[Layout coordinate data]
========================================
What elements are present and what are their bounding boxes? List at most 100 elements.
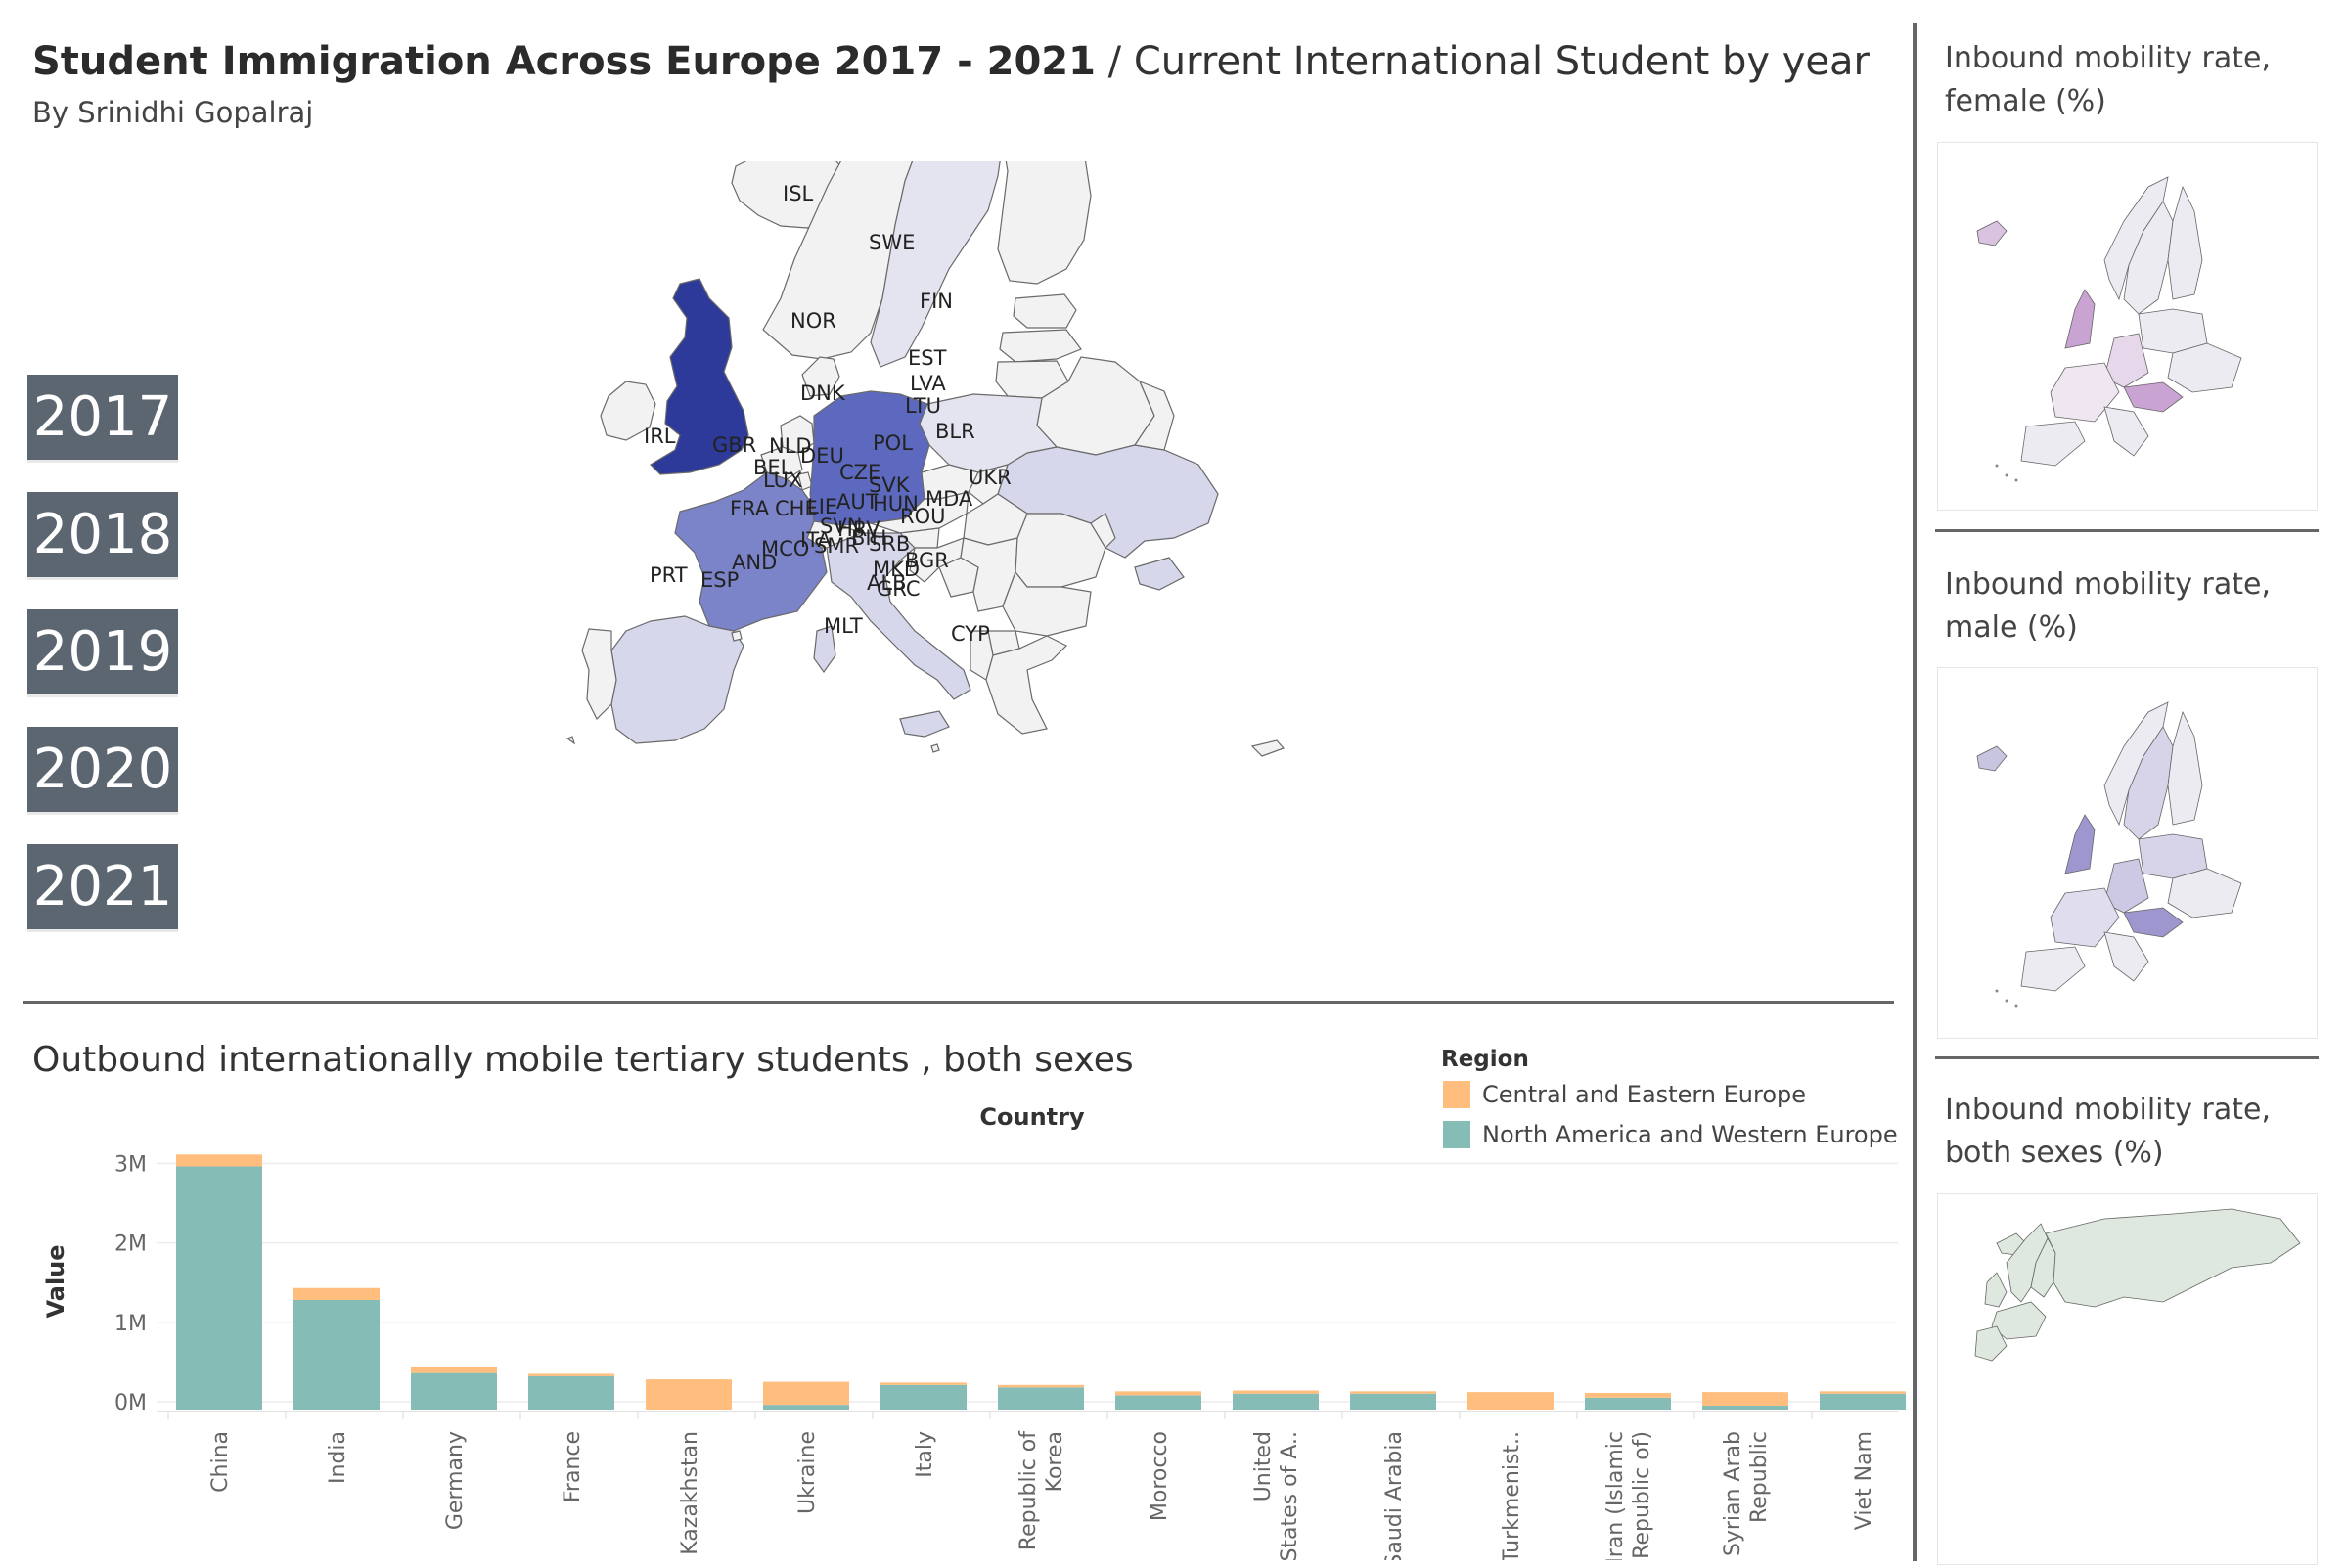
bar-nawe-9[interactable] [1233, 1393, 1319, 1410]
country-ita-sicily[interactable] [899, 710, 950, 738]
bar-nawe-8[interactable] [1115, 1395, 1201, 1410]
x-tick-label: Republic of) [1630, 1431, 1654, 1559]
map-label-ita: ITA [800, 528, 832, 552]
country-srb[interactable] [960, 537, 1018, 612]
bar-cee-10[interactable] [1350, 1391, 1436, 1394]
country-blr-east[interactable] [1133, 380, 1175, 451]
title-subtitle: / Current International Student by year [1107, 39, 1870, 84]
bar-nawe-7[interactable] [998, 1387, 1084, 1410]
country-dnk[interactable] [801, 356, 840, 397]
x-tick-label: Morocco [1148, 1431, 1172, 1521]
country-mlt[interactable] [930, 743, 940, 753]
map-label-bih: BIH [851, 526, 886, 550]
bar-nawe-6[interactable] [880, 1384, 967, 1410]
country-nor[interactable] [762, 161, 1015, 360]
bar-cee-12[interactable] [1585, 1392, 1671, 1398]
map-label-ltu: LTU [905, 394, 941, 418]
x-tick-label: Kazakhstan [678, 1431, 702, 1555]
year-button-2019[interactable]: 2019 [27, 609, 178, 697]
map-label-mda: MDA [925, 487, 973, 511]
map-label-nor: NOR [790, 309, 836, 333]
country-lva[interactable] [999, 329, 1082, 363]
side-panel-title-both: Inbound mobility rate, both sexes (%) [1945, 1093, 2272, 1170]
x-tick-label: India [326, 1431, 350, 1484]
year-button-2021[interactable]: 2021 [27, 844, 178, 932]
map-label-rou: ROU [900, 505, 946, 528]
bar-nawe-1[interactable] [293, 1299, 380, 1410]
year-button-2018[interactable]: 2018 [27, 492, 178, 580]
country-bgr[interactable] [1002, 570, 1092, 637]
legend-item-north-america-western[interactable]: North America and Western Europe [1443, 1121, 1898, 1148]
x-tick-label-group: United States of A.. [1251, 1431, 1302, 1560]
bar-nawe-0[interactable] [176, 1166, 262, 1410]
bar-cee-5[interactable] [763, 1381, 849, 1406]
map-label-svn: SVN [820, 515, 862, 538]
map-label-swe: SWE [869, 231, 915, 254]
bar-nawe-2[interactable] [411, 1372, 497, 1410]
x-tick-label-group: Morocco [1148, 1431, 1172, 1521]
country-esp[interactable] [610, 615, 744, 744]
country-ukr-crimea[interactable] [1134, 557, 1185, 591]
country-gbr[interactable] [650, 278, 749, 475]
bar-cee-4[interactable] [646, 1379, 732, 1410]
country-cyp[interactable] [1250, 739, 1286, 757]
mini-map-female-svg [1976, 176, 2242, 482]
country-grc[interactable] [985, 635, 1068, 735]
bar-nawe-13[interactable] [1702, 1405, 1788, 1410]
y-tick-label: 2M [114, 1232, 147, 1257]
x-tick-label-group: Syrian Arab Republic [1721, 1431, 1772, 1556]
map-label-che: CHE [775, 497, 818, 520]
bar-cee-0[interactable] [176, 1154, 262, 1167]
country-est[interactable] [1013, 293, 1077, 329]
section-divider [23, 1001, 1894, 1004]
bar-cee-6[interactable] [880, 1382, 967, 1385]
country-fra[interactable] [674, 471, 828, 632]
mini-map-male[interactable] [1937, 667, 2318, 1039]
country-mda[interactable] [1090, 513, 1116, 549]
x-tick-label-group: China [208, 1431, 233, 1493]
bar-cee-11[interactable] [1467, 1392, 1554, 1410]
y-tick-label: 0M [114, 1391, 147, 1415]
country-ita-sardinia[interactable] [813, 625, 836, 674]
y-tick-label: 1M [114, 1312, 147, 1336]
bar-cee-3[interactable] [528, 1373, 614, 1376]
map-label-grc: GRC [877, 577, 920, 601]
x-tick-label-group: Republic of Korea [1016, 1430, 1067, 1550]
country-and[interactable] [731, 630, 743, 642]
year-button-2020[interactable]: 2020 [27, 727, 178, 815]
bar-nawe-10[interactable] [1350, 1393, 1436, 1410]
mini-map-both[interactable] [1937, 1193, 2318, 1565]
map-label-srb: SRB [869, 532, 910, 556]
bar-cee-9[interactable] [1233, 1390, 1319, 1394]
year-button-2017[interactable]: 2017 [27, 375, 178, 463]
x-tick-label: Korea [1043, 1431, 1067, 1492]
outbound-students-bar-chart[interactable]: Country Value 3M 2M 1M 0M China India Germany Fra… [29, 1100, 1908, 1560]
map-label-blr: BLR [935, 420, 975, 443]
x-tick-label-group: Italy [913, 1431, 937, 1478]
country-swe[interactable] [870, 161, 1008, 368]
bar-nawe-5[interactable] [763, 1405, 849, 1410]
map-label-irl: IRL [644, 425, 676, 448]
bar-nawe-3[interactable] [528, 1375, 614, 1410]
bar-chart-title: Outbound internationally mobile tertiary… [32, 1040, 1134, 1080]
bar-nawe-12[interactable] [1585, 1397, 1671, 1410]
side-panel-title-female: Inbound mobility rate, female (%) [1945, 41, 2272, 118]
map-label-isl: ISL [783, 182, 814, 205]
bar-nawe-14[interactable] [1820, 1393, 1906, 1410]
legend-item-central-eastern[interactable]: Central and Eastern Europe [1443, 1081, 1806, 1108]
x-tick-label: United [1251, 1431, 1276, 1501]
x-tick-label: Republic of [1016, 1430, 1041, 1550]
map-label-bgr: BGR [905, 549, 949, 572]
country-fin[interactable] [997, 161, 1092, 285]
bar-cee-13[interactable] [1702, 1392, 1788, 1406]
country-prt[interactable] [581, 628, 617, 721]
country-irl[interactable] [600, 381, 656, 441]
map-label-pol: POL [873, 431, 913, 455]
bar-cee-2[interactable] [411, 1366, 497, 1373]
bar-cee-1[interactable] [293, 1287, 380, 1300]
mini-map-female[interactable] [1937, 142, 2318, 511]
bar-cee-8[interactable] [1115, 1391, 1201, 1396]
bar-cee-7[interactable] [998, 1384, 1084, 1388]
bar-cee-14[interactable] [1820, 1391, 1906, 1394]
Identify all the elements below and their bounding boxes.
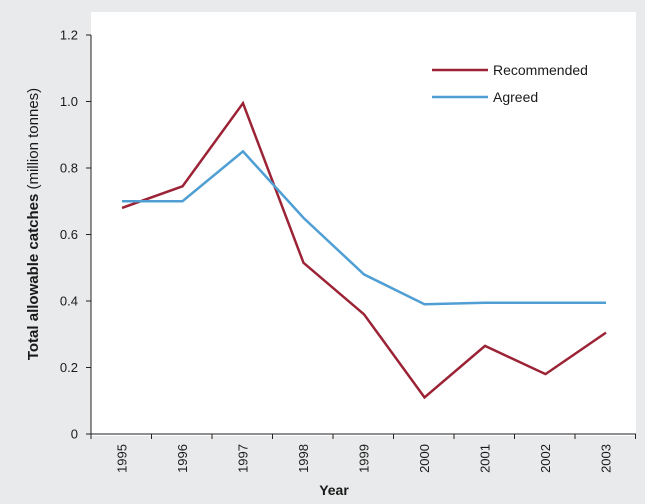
y-tick-label: 0.2 bbox=[60, 360, 78, 375]
series-line-agreed bbox=[122, 149, 606, 306]
x-tick-label: 1995 bbox=[115, 444, 130, 473]
x-tick-label: 1999 bbox=[357, 444, 372, 473]
y-axis-title-unit: (million tonnes) bbox=[25, 88, 42, 194]
x-tick-label: 2000 bbox=[417, 444, 432, 473]
x-tick-label: 2002 bbox=[538, 444, 553, 473]
legend-box bbox=[421, 55, 611, 111]
x-tick-label: 1998 bbox=[296, 444, 311, 473]
y-tick-label: 1.0 bbox=[60, 94, 78, 109]
x-tick-label: 2001 bbox=[478, 444, 493, 473]
y-tick-label: 0.4 bbox=[60, 294, 78, 309]
x-axis: 1995 1996 1997 1998 1999 2000 2001 2002 2003 bbox=[90, 433, 636, 473]
x-tick-label: 2003 bbox=[599, 444, 614, 473]
y-tick-label: 0 bbox=[71, 427, 78, 442]
y-axis-title-main: Total allowable catches bbox=[25, 194, 42, 360]
y-tick-label: 1.2 bbox=[60, 28, 78, 43]
y-tick-label: 0.6 bbox=[60, 227, 78, 242]
x-axis-title: Year bbox=[319, 482, 349, 498]
legend-label-recommended: Recommended bbox=[493, 62, 588, 78]
y-tick-label: 0.8 bbox=[60, 161, 78, 176]
x-tick-label: 1996 bbox=[175, 444, 190, 473]
series-line-recommended bbox=[121, 100, 607, 400]
y-axis: 0 0.2 0.4 0.6 0.8 1.0 1.2 bbox=[60, 28, 92, 442]
legend-label-agreed: Agreed bbox=[493, 89, 538, 105]
y-axis-title: Total allowable catches (million tonnes) bbox=[25, 88, 42, 360]
legend: Recommended Agreed bbox=[421, 55, 611, 111]
series-layer bbox=[121, 100, 607, 400]
x-tick-label: 1997 bbox=[236, 444, 251, 473]
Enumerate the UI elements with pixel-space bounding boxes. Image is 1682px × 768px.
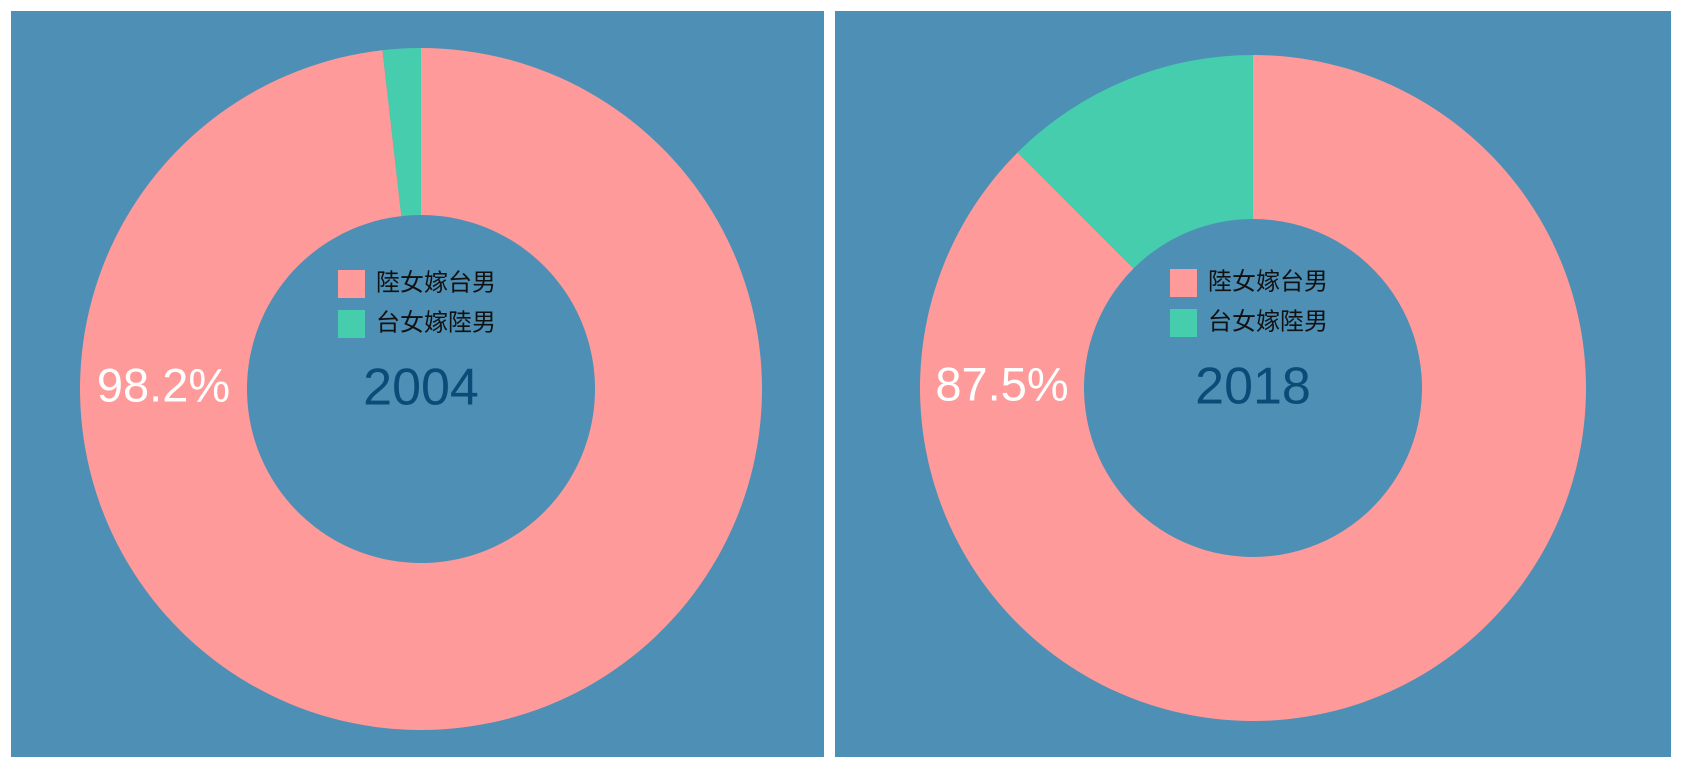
========================================
Can you render the items from the line with "bar-nawe-9[interactable] [1233, 1393, 1319, 1410]" up to and including the line with "bar-nawe-7[interactable] [998, 1387, 1084, 1410]" as a numbered list, leaving out any blank lines?

→ Exercise solution
1. bar-nawe-9[interactable] [1233, 1393, 1319, 1410]
2. country-ita-sicily[interactable] [899, 710, 950, 738]
3. bar-nawe-8[interactable] [1115, 1395, 1201, 1410]
4. x-tick-label: Republic of) [1630, 1431, 1654, 1559]
5. map-label-ita: ITA [800, 528, 832, 552]
6. country-srb[interactable] [960, 537, 1018, 612]
7. bar-cee-10[interactable] [1350, 1391, 1436, 1394]
8. country-blr-east[interactable] [1133, 380, 1175, 451]
9. title-subtitle: / Current International Student by year [1107, 39, 1870, 84]
10. bar-nawe-7[interactable] [998, 1387, 1084, 1410]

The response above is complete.